## Direction
Could you quote these lines back word for word, leaving out the pictures?

(Records from a data source)

--- Start ---

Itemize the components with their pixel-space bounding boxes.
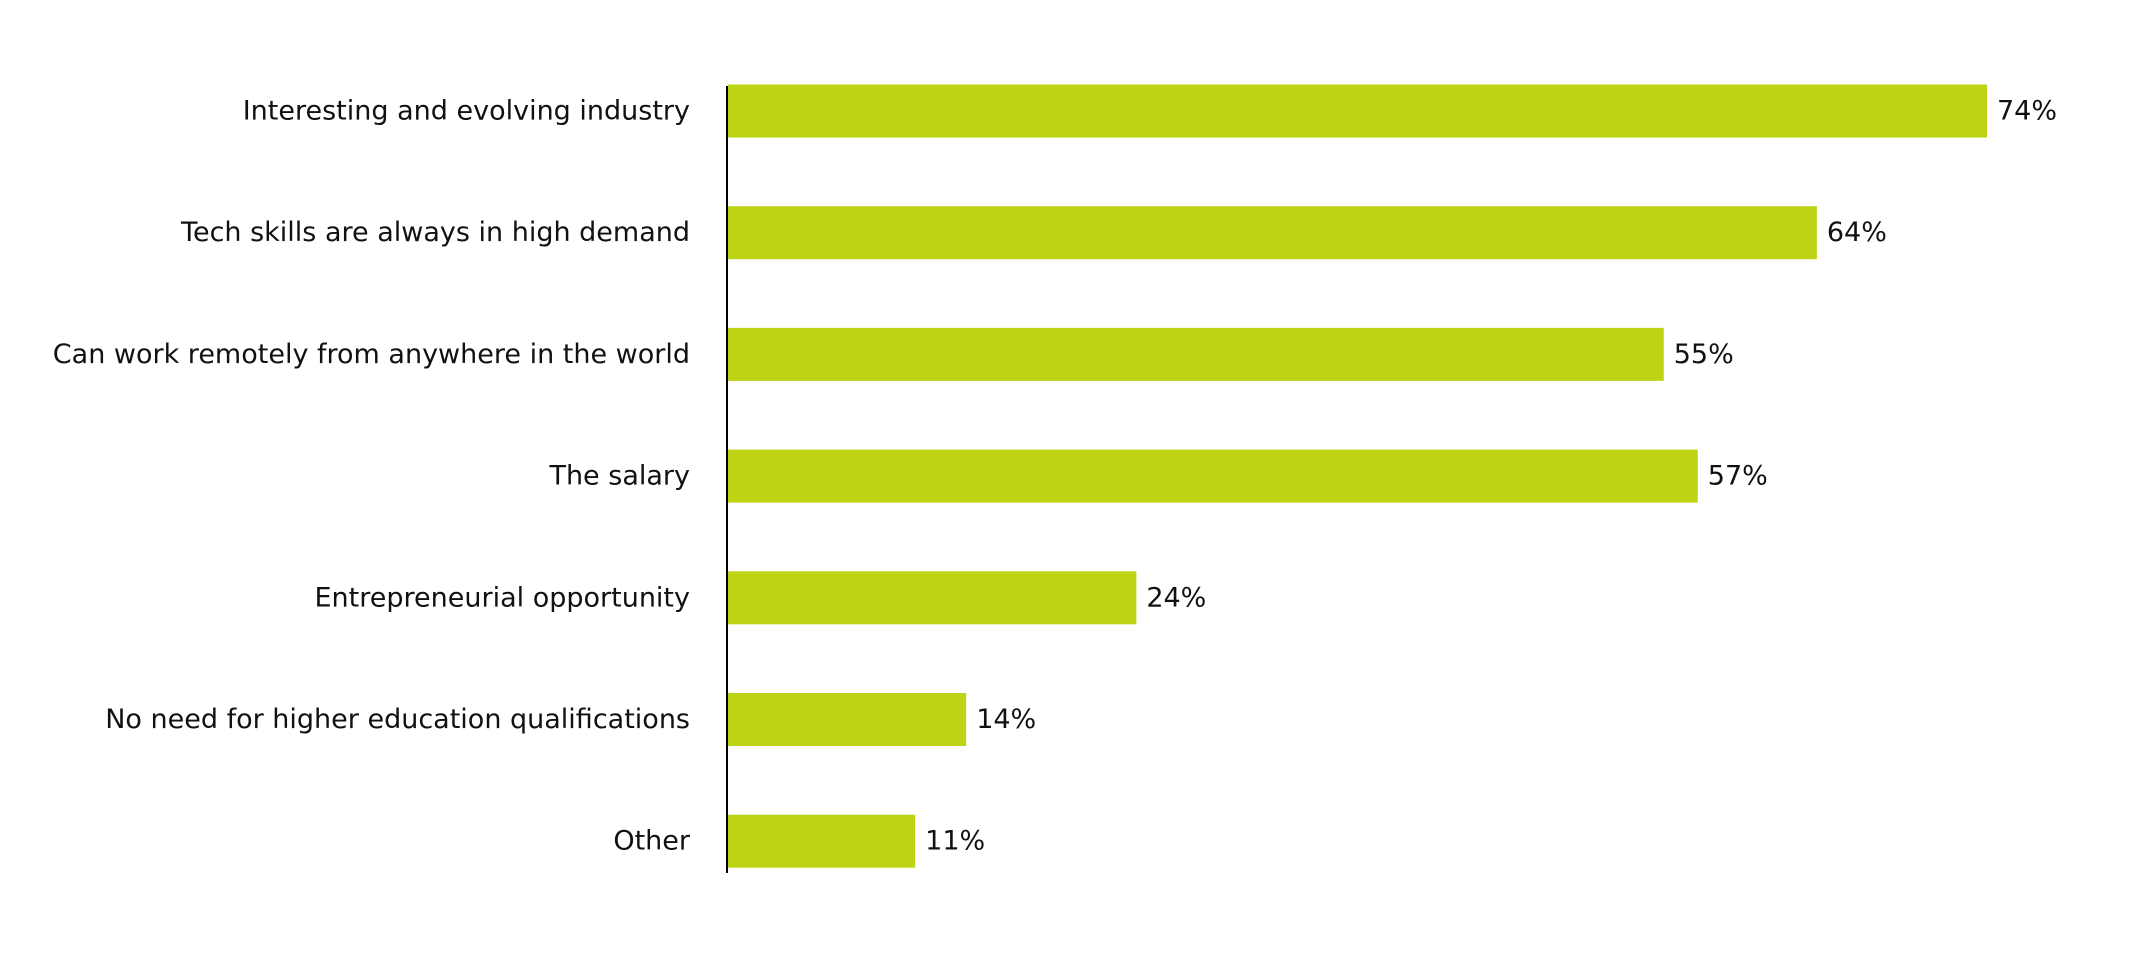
bars-layer (728, 84, 1987, 868)
bar-0 (728, 84, 1987, 138)
value-label-4: 24% (1146, 582, 1206, 613)
bar-1 (728, 206, 1817, 260)
bar-2 (728, 327, 1664, 381)
value-label-3: 57% (1708, 461, 1768, 492)
category-label-1: Tech skills are always in high demand (180, 217, 690, 248)
bar-6 (728, 814, 916, 868)
category-label-5: No need for higher education qualificati… (105, 704, 690, 735)
bar-4 (728, 571, 1137, 625)
category-label-3: The salary (548, 461, 690, 492)
category-labels-layer: Interesting and evolving industry Tech sk… (53, 96, 691, 857)
category-label-2: Can work remotely from anywhere in the w… (53, 339, 690, 370)
bar-3 (728, 449, 1698, 503)
value-label-1: 64% (1827, 217, 1887, 248)
category-label-4: Entrepreneurial opportunity (315, 582, 691, 613)
value-label-2: 55% (1674, 339, 1734, 370)
bar-5 (728, 693, 967, 746)
value-labels-layer: 74% 64% 55% 57% 24% 14% 11% (925, 96, 2057, 857)
category-label-6: Other (613, 826, 691, 857)
value-label-6: 11% (925, 826, 985, 857)
value-label-5: 14% (976, 704, 1036, 735)
value-label-0: 74% (1997, 96, 2057, 127)
category-label-0: Interesting and evolving industry (243, 96, 690, 127)
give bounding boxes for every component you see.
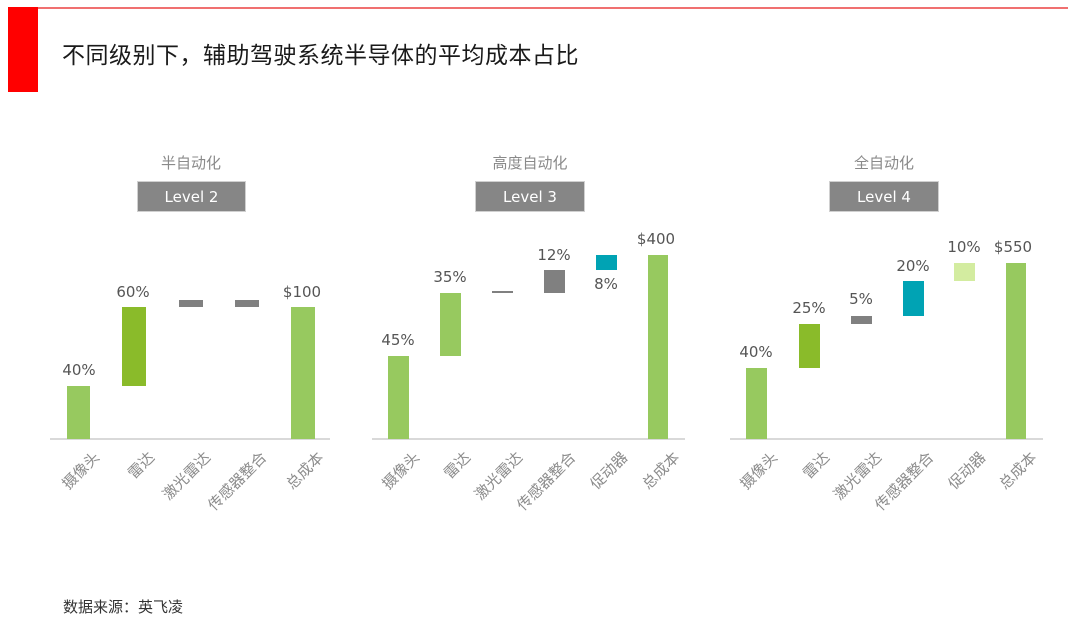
bar-total-cost (291, 307, 315, 439)
bar-total-cost (648, 255, 668, 439)
category-label: 总成本 (638, 448, 684, 493)
bar-value-label: 25% (792, 299, 826, 317)
category-label: 摄像头 (378, 448, 424, 493)
bar-camera (67, 386, 90, 439)
bar-value-label: 35% (433, 268, 467, 286)
level-badge: Level 3 (475, 181, 585, 212)
data-source-note: 数据来源：英飞凌 (63, 598, 184, 616)
x-axis (730, 438, 1043, 440)
bar-value-label: 45% (381, 331, 415, 349)
bar-radar (122, 307, 146, 386)
category-label: 总成本 (282, 448, 328, 493)
page-title: 不同级别下，辅助驾驶系统半导体的平均成本占比 (62, 43, 579, 69)
bar-value-label: 8% (594, 275, 618, 293)
header-rule (38, 7, 1068, 9)
level-badge: Level 4 (829, 181, 939, 212)
bar-sensor-fusion (235, 300, 259, 307)
bar-camera (388, 356, 409, 439)
category-label: 雷达 (124, 448, 159, 483)
bar-actuator (596, 255, 617, 270)
x-axis (372, 438, 685, 440)
category-label: 雷达 (440, 448, 475, 483)
bar-value-label: 10% (947, 238, 981, 256)
bar-radar (799, 324, 820, 368)
bar-value-label: 5% (849, 290, 873, 308)
bar-camera (746, 368, 767, 439)
category-label: 雷达 (799, 448, 834, 483)
bar-lidar (851, 316, 872, 324)
bar-value-label: $550 (993, 238, 1033, 256)
bar-value-label: 20% (896, 257, 930, 275)
level-badge: Level 2 (137, 181, 246, 212)
panel-subtitle: 全自动化 (853, 154, 915, 172)
bar-sensor-fusion (544, 270, 565, 293)
category-label: 摄像头 (736, 448, 782, 493)
bar-total-cost (1006, 263, 1026, 439)
bar-value-label: 12% (537, 246, 571, 264)
bar-value-label: $100 (282, 283, 322, 301)
bar-value-label: $400 (636, 230, 676, 248)
category-label: 总成本 (995, 448, 1041, 493)
bar-value-label: 40% (739, 343, 773, 361)
bar-value-label: 60% (116, 283, 150, 301)
bar-actuator (954, 263, 975, 281)
category-label: 摄像头 (58, 448, 104, 493)
bar-lidar (492, 291, 513, 293)
panel-subtitle: 高度自动化 (492, 154, 568, 172)
bar-lidar (179, 300, 203, 307)
category-label: 传感器整合 (204, 448, 271, 515)
category-label: 促动器 (586, 448, 632, 493)
category-label: 促动器 (944, 448, 990, 493)
bar-radar (440, 293, 461, 356)
x-axis (50, 438, 330, 440)
panel-subtitle: 半自动化 (160, 154, 222, 172)
bar-value-label: 40% (62, 361, 96, 379)
title-accent-block (8, 7, 38, 92)
bar-sensor-fusion (903, 281, 924, 316)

--- End ---

## Result
Itemize the components with their pixel-space bounding boxes.
bars-layer (728, 84, 1987, 868)
bar-0 (728, 84, 1987, 138)
value-label-4: 24% (1146, 582, 1206, 613)
bar-1 (728, 206, 1817, 260)
bar-2 (728, 327, 1664, 381)
value-label-3: 57% (1708, 461, 1768, 492)
category-label-1: Tech skills are always in high demand (180, 217, 690, 248)
bar-6 (728, 814, 916, 868)
category-label-5: No need for higher education qualificati… (105, 704, 690, 735)
bar-4 (728, 571, 1137, 625)
category-label-3: The salary (548, 461, 690, 492)
category-labels-layer: Interesting and evolving industry Tech sk… (53, 96, 691, 857)
category-label-2: Can work remotely from anywhere in the w… (53, 339, 690, 370)
bar-3 (728, 449, 1698, 503)
value-label-1: 64% (1827, 217, 1887, 248)
category-label-4: Entrepreneurial opportunity (315, 582, 691, 613)
value-label-2: 55% (1674, 339, 1734, 370)
bar-5 (728, 693, 967, 746)
value-labels-layer: 74% 64% 55% 57% 24% 14% 11% (925, 96, 2057, 857)
category-label-6: Other (613, 826, 691, 857)
value-label-6: 11% (925, 826, 985, 857)
value-label-5: 14% (976, 704, 1036, 735)
value-label-0: 74% (1997, 96, 2057, 127)
category-label-0: Interesting and evolving industry (243, 96, 690, 127)
give bounding boxes for every component you see.
bar-total-cost (291, 307, 315, 439)
bar-total-cost (648, 255, 668, 439)
category-label: 总成本 (638, 448, 684, 493)
bar-value-label: 25% (792, 299, 826, 317)
category-label: 摄像头 (378, 448, 424, 493)
bar-camera (67, 386, 90, 439)
bar-value-label: 35% (433, 268, 467, 286)
level-badge: Level 3 (475, 181, 585, 212)
data-source-note: 数据来源：英飞凌 (63, 598, 184, 616)
x-axis (730, 438, 1043, 440)
bar-value-label: 45% (381, 331, 415, 349)
bar-radar (122, 307, 146, 386)
category-label: 总成本 (282, 448, 328, 493)
page-title: 不同级别下，辅助驾驶系统半导体的平均成本占比 (62, 43, 579, 69)
bar-value-label: 8% (594, 275, 618, 293)
header-rule (38, 7, 1068, 9)
level-badge: Level 4 (829, 181, 939, 212)
bar-sensor-fusion (235, 300, 259, 307)
bar-camera (388, 356, 409, 439)
category-label: 雷达 (124, 448, 159, 483)
bar-actuator (596, 255, 617, 270)
x-axis (372, 438, 685, 440)
category-label: 雷达 (440, 448, 475, 483)
bar-value-label: 10% (947, 238, 981, 256)
bar-radar (799, 324, 820, 368)
bar-value-label: 5% (849, 290, 873, 308)
bar-camera (746, 368, 767, 439)
category-label: 雷达 (799, 448, 834, 483)
bar-lidar (851, 316, 872, 324)
bar-value-label: $550 (993, 238, 1033, 256)
bar-value-label: 20% (896, 257, 930, 275)
level-badge: Level 2 (137, 181, 246, 212)
panel-subtitle: 全自动化 (853, 154, 915, 172)
bar-sensor-fusion (544, 270, 565, 293)
category-label: 摄像头 (736, 448, 782, 493)
bar-total-cost (1006, 263, 1026, 439)
bar-value-label: 12% (537, 246, 571, 264)
bar-value-label: $100 (282, 283, 322, 301)
bar-value-label: $400 (636, 230, 676, 248)
category-label: 总成本 (995, 448, 1041, 493)
bar-value-label: 40% (739, 343, 773, 361)
bar-value-label: 60% (116, 283, 150, 301)
bar-actuator (954, 263, 975, 281)
category-label: 摄像头 (58, 448, 104, 493)
bar-lidar (492, 291, 513, 293)
panel-subtitle: 高度自动化 (492, 154, 568, 172)
bar-lidar (179, 300, 203, 307)
category-label: 传感器整合 (204, 448, 271, 515)
category-label: 促动器 (586, 448, 632, 493)
category-label: 促动器 (944, 448, 990, 493)
bar-radar (440, 293, 461, 356)
x-axis (50, 438, 330, 440)
panel-subtitle: 半自动化 (160, 154, 222, 172)
bar-value-label: 40% (62, 361, 96, 379)
title-accent-block (8, 7, 38, 92)
bar-sensor-fusion (903, 281, 924, 316)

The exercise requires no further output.